— begin DATASET CONTENT —

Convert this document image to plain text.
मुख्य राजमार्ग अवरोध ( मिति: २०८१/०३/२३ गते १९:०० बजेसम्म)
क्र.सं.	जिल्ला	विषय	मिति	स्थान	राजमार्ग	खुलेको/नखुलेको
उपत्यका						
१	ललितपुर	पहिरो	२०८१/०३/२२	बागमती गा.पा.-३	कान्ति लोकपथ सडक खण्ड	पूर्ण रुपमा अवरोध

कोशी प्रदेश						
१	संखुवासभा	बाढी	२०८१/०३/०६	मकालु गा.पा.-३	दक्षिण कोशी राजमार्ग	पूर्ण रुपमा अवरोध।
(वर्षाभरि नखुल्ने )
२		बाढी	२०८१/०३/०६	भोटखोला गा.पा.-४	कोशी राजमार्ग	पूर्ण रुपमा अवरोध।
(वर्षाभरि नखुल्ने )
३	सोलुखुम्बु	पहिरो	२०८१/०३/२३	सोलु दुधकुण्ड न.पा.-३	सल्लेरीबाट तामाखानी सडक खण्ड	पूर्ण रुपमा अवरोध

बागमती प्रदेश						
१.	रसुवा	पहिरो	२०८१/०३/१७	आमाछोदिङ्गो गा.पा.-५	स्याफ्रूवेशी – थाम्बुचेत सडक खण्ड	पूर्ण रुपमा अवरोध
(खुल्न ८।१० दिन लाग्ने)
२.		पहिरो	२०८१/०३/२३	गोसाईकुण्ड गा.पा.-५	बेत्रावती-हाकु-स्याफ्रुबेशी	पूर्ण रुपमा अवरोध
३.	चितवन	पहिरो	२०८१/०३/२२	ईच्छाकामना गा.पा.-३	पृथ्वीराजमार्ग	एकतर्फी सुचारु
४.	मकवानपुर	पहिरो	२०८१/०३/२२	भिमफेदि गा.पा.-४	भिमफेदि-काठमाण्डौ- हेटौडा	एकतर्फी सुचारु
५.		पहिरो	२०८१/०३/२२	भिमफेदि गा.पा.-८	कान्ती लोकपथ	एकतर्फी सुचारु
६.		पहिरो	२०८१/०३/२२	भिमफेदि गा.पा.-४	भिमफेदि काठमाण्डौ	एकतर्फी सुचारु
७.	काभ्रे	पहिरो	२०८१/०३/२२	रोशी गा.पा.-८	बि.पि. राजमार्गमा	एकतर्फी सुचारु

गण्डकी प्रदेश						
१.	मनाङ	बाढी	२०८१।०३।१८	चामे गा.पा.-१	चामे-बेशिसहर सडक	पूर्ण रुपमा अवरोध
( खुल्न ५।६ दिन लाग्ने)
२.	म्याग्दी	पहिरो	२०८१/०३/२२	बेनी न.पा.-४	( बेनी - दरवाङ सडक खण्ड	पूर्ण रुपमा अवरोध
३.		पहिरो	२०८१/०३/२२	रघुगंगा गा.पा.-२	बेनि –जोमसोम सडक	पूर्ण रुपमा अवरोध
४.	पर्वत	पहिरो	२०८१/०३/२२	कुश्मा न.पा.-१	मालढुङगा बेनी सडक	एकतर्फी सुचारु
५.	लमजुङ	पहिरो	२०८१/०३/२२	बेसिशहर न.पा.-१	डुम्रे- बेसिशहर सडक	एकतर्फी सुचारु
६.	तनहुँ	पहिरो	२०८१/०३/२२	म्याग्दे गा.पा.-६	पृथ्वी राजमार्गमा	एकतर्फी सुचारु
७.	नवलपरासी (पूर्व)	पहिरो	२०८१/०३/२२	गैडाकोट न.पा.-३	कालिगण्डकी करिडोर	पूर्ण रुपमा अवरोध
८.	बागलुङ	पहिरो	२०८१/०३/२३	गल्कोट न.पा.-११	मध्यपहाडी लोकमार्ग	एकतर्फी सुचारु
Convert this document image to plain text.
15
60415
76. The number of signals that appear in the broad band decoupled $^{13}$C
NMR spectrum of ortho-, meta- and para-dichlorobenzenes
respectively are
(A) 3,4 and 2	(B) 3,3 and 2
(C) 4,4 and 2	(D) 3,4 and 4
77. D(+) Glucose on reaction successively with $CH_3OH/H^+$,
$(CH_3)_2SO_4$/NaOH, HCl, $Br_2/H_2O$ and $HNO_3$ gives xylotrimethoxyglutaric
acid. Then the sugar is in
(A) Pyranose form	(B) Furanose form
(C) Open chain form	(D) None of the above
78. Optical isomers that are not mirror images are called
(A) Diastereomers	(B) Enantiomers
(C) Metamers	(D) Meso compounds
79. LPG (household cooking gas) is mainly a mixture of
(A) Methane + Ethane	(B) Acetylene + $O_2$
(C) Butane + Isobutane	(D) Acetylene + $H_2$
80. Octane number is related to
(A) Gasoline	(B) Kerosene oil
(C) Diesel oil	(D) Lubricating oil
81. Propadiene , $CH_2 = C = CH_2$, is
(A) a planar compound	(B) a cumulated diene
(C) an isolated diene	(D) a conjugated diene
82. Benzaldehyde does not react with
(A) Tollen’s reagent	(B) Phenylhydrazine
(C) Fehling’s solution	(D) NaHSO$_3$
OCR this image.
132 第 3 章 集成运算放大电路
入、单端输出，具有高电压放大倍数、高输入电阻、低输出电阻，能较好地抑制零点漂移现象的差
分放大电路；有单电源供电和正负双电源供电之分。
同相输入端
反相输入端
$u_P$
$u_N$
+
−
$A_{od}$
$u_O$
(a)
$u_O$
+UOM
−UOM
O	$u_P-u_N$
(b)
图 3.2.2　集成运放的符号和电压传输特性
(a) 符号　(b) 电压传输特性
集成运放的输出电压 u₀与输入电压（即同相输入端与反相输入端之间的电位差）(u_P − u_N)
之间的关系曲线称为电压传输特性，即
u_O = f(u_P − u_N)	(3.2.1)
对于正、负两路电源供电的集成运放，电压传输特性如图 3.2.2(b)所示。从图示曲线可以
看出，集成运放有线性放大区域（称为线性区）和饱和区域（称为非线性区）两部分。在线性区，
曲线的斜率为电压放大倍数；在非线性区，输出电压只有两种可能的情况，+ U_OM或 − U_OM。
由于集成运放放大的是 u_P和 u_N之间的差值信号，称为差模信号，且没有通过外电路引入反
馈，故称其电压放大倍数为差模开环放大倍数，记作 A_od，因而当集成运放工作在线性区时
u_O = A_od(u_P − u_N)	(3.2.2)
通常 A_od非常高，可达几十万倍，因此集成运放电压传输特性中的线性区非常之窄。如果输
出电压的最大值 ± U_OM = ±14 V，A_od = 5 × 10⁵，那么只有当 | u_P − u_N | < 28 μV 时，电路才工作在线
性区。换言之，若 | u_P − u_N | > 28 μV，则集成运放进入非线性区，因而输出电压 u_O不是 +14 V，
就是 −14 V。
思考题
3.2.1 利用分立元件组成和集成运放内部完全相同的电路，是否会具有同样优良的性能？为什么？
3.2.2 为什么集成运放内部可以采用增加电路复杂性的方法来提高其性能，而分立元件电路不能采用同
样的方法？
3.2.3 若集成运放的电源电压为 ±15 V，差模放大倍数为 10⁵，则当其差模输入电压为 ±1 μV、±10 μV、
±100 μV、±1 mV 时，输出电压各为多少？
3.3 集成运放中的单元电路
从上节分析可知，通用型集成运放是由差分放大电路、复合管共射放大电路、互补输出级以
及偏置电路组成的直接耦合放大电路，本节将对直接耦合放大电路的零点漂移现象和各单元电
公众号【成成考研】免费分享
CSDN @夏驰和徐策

— end DATASET CONTENT —

AIM OF THE TASK ->
In the records above, return only the line that contains "OCR this image." and every line after it through the last, exactly as they appear.

FULL SOLUTION ->
OCR this image.
132 第 3 章 集成运算放大电路
入、单端输出，具有高电压放大倍数、高输入电阻、低输出电阻，能较好地抑制零点漂移现象的差
分放大电路；有单电源供电和正负双电源供电之分。
同相输入端
反相输入端
$u_P$
$u_N$
+
−
$A_{od}$
$u_O$
(a)
$u_O$
+UOM
−UOM
O	$u_P-u_N$
(b)
图 3.2.2　集成运放的符号和电压传输特性
(a) 符号　(b) 电压传输特性
集成运放的输出电压 u₀与输入电压（即同相输入端与反相输入端之间的电位差）(u_P − u_N)
之间的关系曲线称为电压传输特性，即
u_O = f(u_P − u_N)	(3.2.1)
对于正、负两路电源供电的集成运放，电压传输特性如图 3.2.2(b)所示。从图示曲线可以
看出，集成运放有线性放大区域（称为线性区）和饱和区域（称为非线性区）两部分。在线性区，
曲线的斜率为电压放大倍数；在非线性区，输出电压只有两种可能的情况，+ U_OM或 − U_OM。
由于集成运放放大的是 u_P和 u_N之间的差值信号，称为差模信号，且没有通过外电路引入反
馈，故称其电压放大倍数为差模开环放大倍数，记作 A_od，因而当集成运放工作在线性区时
u_O = A_od(u_P − u_N)	(3.2.2)
通常 A_od非常高，可达几十万倍，因此集成运放电压传输特性中的线性区非常之窄。如果输
出电压的最大值 ± U_OM = ±14 V，A_od = 5 × 10⁵，那么只有当 | u_P − u_N | < 28 μV 时，电路才工作在线
性区。换言之，若 | u_P − u_N | > 28 μV，则集成运放进入非线性区，因而输出电压 u_O不是 +14 V，
就是 −14 V。
思考题
3.2.1 利用分立元件组成和集成运放内部完全相同的电路，是否会具有同样优良的性能？为什么？
3.2.2 为什么集成运放内部可以采用增加电路复杂性的方法来提高其性能，而分立元件电路不能采用同
样的方法？
3.2.3 若集成运放的电源电压为 ±15 V，差模放大倍数为 10⁵，则当其差模输入电压为 ±1 μV、±10 μV、
±100 μV、±1 mV 时，输出电压各为多少？
3.3 集成运放中的单元电路
从上节分析可知，通用型集成运放是由差分放大电路、复合管共射放大电路、互补输出级以
及偏置电路组成的直接耦合放大电路，本节将对直接耦合放大电路的零点漂移现象和各单元电
公众号【成成考研】免费分享
CSDN @夏驰和徐策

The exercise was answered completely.